Transcribe all of the records word for word, but omit the pictures.

[SUPPLIED INFORMATION start]

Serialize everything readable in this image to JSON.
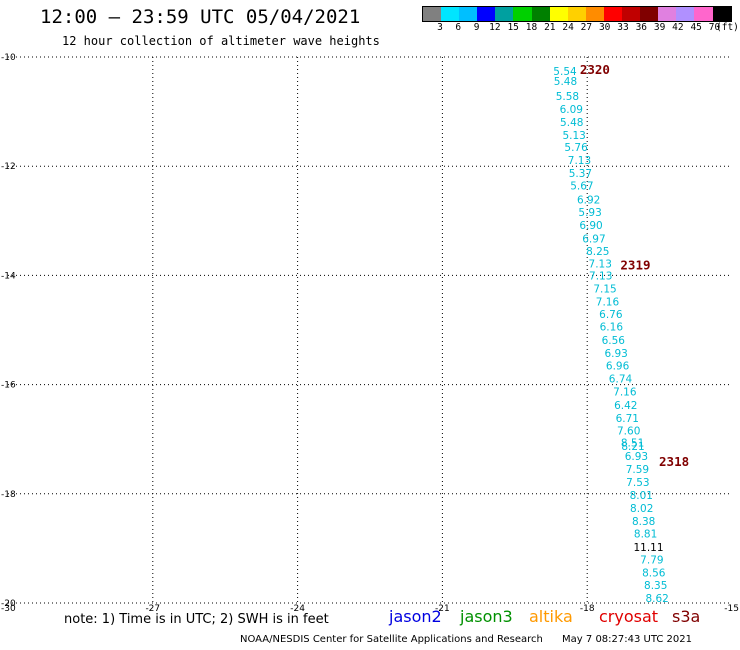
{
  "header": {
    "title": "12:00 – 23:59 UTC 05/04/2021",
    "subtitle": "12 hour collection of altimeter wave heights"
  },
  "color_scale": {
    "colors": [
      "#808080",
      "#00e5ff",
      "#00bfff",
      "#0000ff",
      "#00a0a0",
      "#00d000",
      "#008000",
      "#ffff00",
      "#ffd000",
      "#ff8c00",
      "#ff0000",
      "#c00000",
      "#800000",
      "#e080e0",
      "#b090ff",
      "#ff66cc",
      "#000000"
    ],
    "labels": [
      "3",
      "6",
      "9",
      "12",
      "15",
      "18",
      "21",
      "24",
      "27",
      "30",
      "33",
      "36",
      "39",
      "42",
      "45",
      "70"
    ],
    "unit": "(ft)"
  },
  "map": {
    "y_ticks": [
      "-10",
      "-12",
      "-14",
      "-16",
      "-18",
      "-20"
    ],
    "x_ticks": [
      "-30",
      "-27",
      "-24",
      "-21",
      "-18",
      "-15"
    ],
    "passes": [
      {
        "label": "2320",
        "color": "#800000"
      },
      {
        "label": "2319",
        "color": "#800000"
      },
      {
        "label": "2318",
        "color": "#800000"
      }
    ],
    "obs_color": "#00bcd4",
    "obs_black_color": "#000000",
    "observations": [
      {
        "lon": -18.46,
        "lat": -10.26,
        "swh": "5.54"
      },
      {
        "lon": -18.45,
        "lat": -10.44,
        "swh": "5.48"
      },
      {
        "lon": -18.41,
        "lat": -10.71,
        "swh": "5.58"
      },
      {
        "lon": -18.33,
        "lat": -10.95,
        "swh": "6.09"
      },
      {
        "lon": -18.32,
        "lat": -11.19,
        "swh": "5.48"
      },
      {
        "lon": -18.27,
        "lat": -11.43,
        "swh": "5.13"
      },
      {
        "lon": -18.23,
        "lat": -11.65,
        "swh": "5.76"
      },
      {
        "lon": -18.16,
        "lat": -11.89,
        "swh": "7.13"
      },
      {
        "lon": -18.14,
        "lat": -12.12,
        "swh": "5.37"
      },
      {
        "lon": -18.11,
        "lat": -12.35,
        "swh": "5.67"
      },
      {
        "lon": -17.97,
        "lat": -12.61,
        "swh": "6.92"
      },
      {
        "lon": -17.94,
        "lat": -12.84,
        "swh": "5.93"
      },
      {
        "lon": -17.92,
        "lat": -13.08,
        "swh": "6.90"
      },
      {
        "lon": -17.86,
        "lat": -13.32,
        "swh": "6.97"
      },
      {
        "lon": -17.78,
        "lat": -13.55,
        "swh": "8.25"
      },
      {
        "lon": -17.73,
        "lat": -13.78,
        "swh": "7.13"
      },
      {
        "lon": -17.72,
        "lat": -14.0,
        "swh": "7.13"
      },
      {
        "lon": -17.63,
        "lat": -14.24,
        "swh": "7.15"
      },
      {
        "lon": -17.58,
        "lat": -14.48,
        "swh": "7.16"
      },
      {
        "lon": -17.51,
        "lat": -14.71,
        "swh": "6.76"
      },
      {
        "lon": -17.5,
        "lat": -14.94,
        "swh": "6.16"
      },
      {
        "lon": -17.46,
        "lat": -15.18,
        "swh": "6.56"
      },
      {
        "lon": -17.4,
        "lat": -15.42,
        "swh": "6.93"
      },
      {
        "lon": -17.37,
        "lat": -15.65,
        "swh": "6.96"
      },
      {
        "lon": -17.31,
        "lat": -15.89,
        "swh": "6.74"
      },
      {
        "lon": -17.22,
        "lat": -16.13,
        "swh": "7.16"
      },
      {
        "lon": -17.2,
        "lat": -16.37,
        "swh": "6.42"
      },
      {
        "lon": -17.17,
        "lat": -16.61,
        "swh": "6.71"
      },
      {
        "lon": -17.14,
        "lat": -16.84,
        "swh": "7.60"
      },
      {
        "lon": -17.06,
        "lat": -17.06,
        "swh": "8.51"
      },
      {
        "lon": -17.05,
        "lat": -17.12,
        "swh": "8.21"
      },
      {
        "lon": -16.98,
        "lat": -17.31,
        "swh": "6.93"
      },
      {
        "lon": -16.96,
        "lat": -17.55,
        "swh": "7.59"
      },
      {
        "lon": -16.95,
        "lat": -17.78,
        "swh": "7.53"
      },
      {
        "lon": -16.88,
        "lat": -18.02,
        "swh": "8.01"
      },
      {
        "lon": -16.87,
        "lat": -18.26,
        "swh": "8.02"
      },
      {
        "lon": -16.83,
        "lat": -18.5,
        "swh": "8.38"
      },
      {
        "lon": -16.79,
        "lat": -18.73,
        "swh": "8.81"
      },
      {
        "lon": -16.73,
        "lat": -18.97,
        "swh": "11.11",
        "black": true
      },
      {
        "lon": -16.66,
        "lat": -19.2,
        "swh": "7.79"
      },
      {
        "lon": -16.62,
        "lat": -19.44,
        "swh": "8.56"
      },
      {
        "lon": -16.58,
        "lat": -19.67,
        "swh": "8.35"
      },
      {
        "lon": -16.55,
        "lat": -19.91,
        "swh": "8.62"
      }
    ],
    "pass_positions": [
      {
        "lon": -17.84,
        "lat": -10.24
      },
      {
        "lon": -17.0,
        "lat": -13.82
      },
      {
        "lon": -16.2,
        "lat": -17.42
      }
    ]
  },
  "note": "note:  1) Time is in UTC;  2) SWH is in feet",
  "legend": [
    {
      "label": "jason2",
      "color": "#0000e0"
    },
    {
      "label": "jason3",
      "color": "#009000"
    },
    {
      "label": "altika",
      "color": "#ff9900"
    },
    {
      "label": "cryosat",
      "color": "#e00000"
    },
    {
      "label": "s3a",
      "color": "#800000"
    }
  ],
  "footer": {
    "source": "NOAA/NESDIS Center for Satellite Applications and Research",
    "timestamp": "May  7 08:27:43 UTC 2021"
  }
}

[SUPPLIED INFORMATION end]

__COMPLETE OUTPUT__:
Serialize everything readable in this image to JSON.
{
  "header": {
    "title": "12:00 – 23:59 UTC 05/04/2021",
    "subtitle": "12 hour collection of altimeter wave heights"
  },
  "color_scale": {
    "colors": [
      "#808080",
      "#00e5ff",
      "#00bfff",
      "#0000ff",
      "#00a0a0",
      "#00d000",
      "#008000",
      "#ffff00",
      "#ffd000",
      "#ff8c00",
      "#ff0000",
      "#c00000",
      "#800000",
      "#e080e0",
      "#b090ff",
      "#ff66cc",
      "#000000"
    ],
    "labels": [
      "3",
      "6",
      "9",
      "12",
      "15",
      "18",
      "21",
      "24",
      "27",
      "30",
      "33",
      "36",
      "39",
      "42",
      "45",
      "70"
    ],
    "unit": "(ft)"
  },
  "map": {
    "y_ticks": [
      "-10",
      "-12",
      "-14",
      "-16",
      "-18",
      "-20"
    ],
    "x_ticks": [
      "-30",
      "-27",
      "-24",
      "-21",
      "-18",
      "-15"
    ],
    "passes": [
      {
        "label": "2320",
        "color": "#800000"
      },
      {
        "label": "2319",
        "color": "#800000"
      },
      {
        "label": "2318",
        "color": "#800000"
      }
    ],
    "obs_color": "#00bcd4",
    "obs_black_color": "#000000",
    "observations": [
      {
        "lon": -18.46,
        "lat": -10.26,
        "swh": "5.54"
      },
      {
        "lon": -18.45,
        "lat": -10.44,
        "swh": "5.48"
      },
      {
        "lon": -18.41,
        "lat": -10.71,
        "swh": "5.58"
      },
      {
        "lon": -18.33,
        "lat": -10.95,
        "swh": "6.09"
      },
      {
        "lon": -18.32,
        "lat": -11.19,
        "swh": "5.48"
      },
      {
        "lon": -18.27,
        "lat": -11.43,
        "swh": "5.13"
      },
      {
        "lon": -18.23,
        "lat": -11.65,
        "swh": "5.76"
      },
      {
        "lon": -18.16,
        "lat": -11.89,
        "swh": "7.13"
      },
      {
        "lon": -18.14,
        "lat": -12.12,
        "swh": "5.37"
      },
      {
        "lon": -18.11,
        "lat": -12.35,
        "swh": "5.67"
      },
      {
        "lon": -17.97,
        "lat": -12.61,
        "swh": "6.92"
      },
      {
        "lon": -17.94,
        "lat": -12.84,
        "swh": "5.93"
      },
      {
        "lon": -17.92,
        "lat": -13.08,
        "swh": "6.90"
      },
      {
        "lon": -17.86,
        "lat": -13.32,
        "swh": "6.97"
      },
      {
        "lon": -17.78,
        "lat": -13.55,
        "swh": "8.25"
      },
      {
        "lon": -17.73,
        "lat": -13.78,
        "swh": "7.13"
      },
      {
        "lon": -17.72,
        "lat": -14.0,
        "swh": "7.13"
      },
      {
        "lon": -17.63,
        "lat": -14.24,
        "swh": "7.15"
      },
      {
        "lon": -17.58,
        "lat": -14.48,
        "swh": "7.16"
      },
      {
        "lon": -17.51,
        "lat": -14.71,
        "swh": "6.76"
      },
      {
        "lon": -17.5,
        "lat": -14.94,
        "swh": "6.16"
      },
      {
        "lon": -17.46,
        "lat": -15.18,
        "swh": "6.56"
      },
      {
        "lon": -17.4,
        "lat": -15.42,
        "swh": "6.93"
      },
      {
        "lon": -17.37,
        "lat": -15.65,
        "swh": "6.96"
      },
      {
        "lon": -17.31,
        "lat": -15.89,
        "swh": "6.74"
      },
      {
        "lon": -17.22,
        "lat": -16.13,
        "swh": "7.16"
      },
      {
        "lon": -17.2,
        "lat": -16.37,
        "swh": "6.42"
      },
      {
        "lon": -17.17,
        "lat": -16.61,
        "swh": "6.71"
      },
      {
        "lon": -17.14,
        "lat": -16.84,
        "swh": "7.60"
      },
      {
        "lon": -17.06,
        "lat": -17.06,
        "swh": "8.51"
      },
      {
        "lon": -17.05,
        "lat": -17.12,
        "swh": "8.21"
      },
      {
        "lon": -16.98,
        "lat": -17.31,
        "swh": "6.93"
      },
      {
        "lon": -16.96,
        "lat": -17.55,
        "swh": "7.59"
      },
      {
        "lon": -16.95,
        "lat": -17.78,
        "swh": "7.53"
      },
      {
        "lon": -16.88,
        "lat": -18.02,
        "swh": "8.01"
      },
      {
        "lon": -16.87,
        "lat": -18.26,
        "swh": "8.02"
      },
      {
        "lon": -16.83,
        "lat": -18.5,
        "swh": "8.38"
      },
      {
        "lon": -16.79,
        "lat": -18.73,
        "swh": "8.81"
      },
      {
        "lon": -16.73,
        "lat": -18.97,
        "swh": "11.11",
        "black": true
      },
      {
        "lon": -16.66,
        "lat": -19.2,
        "swh": "7.79"
      },
      {
        "lon": -16.62,
        "lat": -19.44,
        "swh": "8.56"
      },
      {
        "lon": -16.58,
        "lat": -19.67,
        "swh": "8.35"
      },
      {
        "lon": -16.55,
        "lat": -19.91,
        "swh": "8.62"
      }
    ],
    "pass_positions": [
      {
        "lon": -17.84,
        "lat": -10.24
      },
      {
        "lon": -17.0,
        "lat": -13.82
      },
      {
        "lon": -16.2,
        "lat": -17.42
      }
    ]
  },
  "note": "note:  1) Time is in UTC;  2) SWH is in feet",
  "legend": [
    {
      "label": "jason2",
      "color": "#0000e0"
    },
    {
      "label": "jason3",
      "color": "#009000"
    },
    {
      "label": "altika",
      "color": "#ff9900"
    },
    {
      "label": "cryosat",
      "color": "#e00000"
    },
    {
      "label": "s3a",
      "color": "#800000"
    }
  ],
  "footer": {
    "source": "NOAA/NESDIS Center for Satellite Applications and Research",
    "timestamp": "May  7 08:27:43 UTC 2021"
  }
}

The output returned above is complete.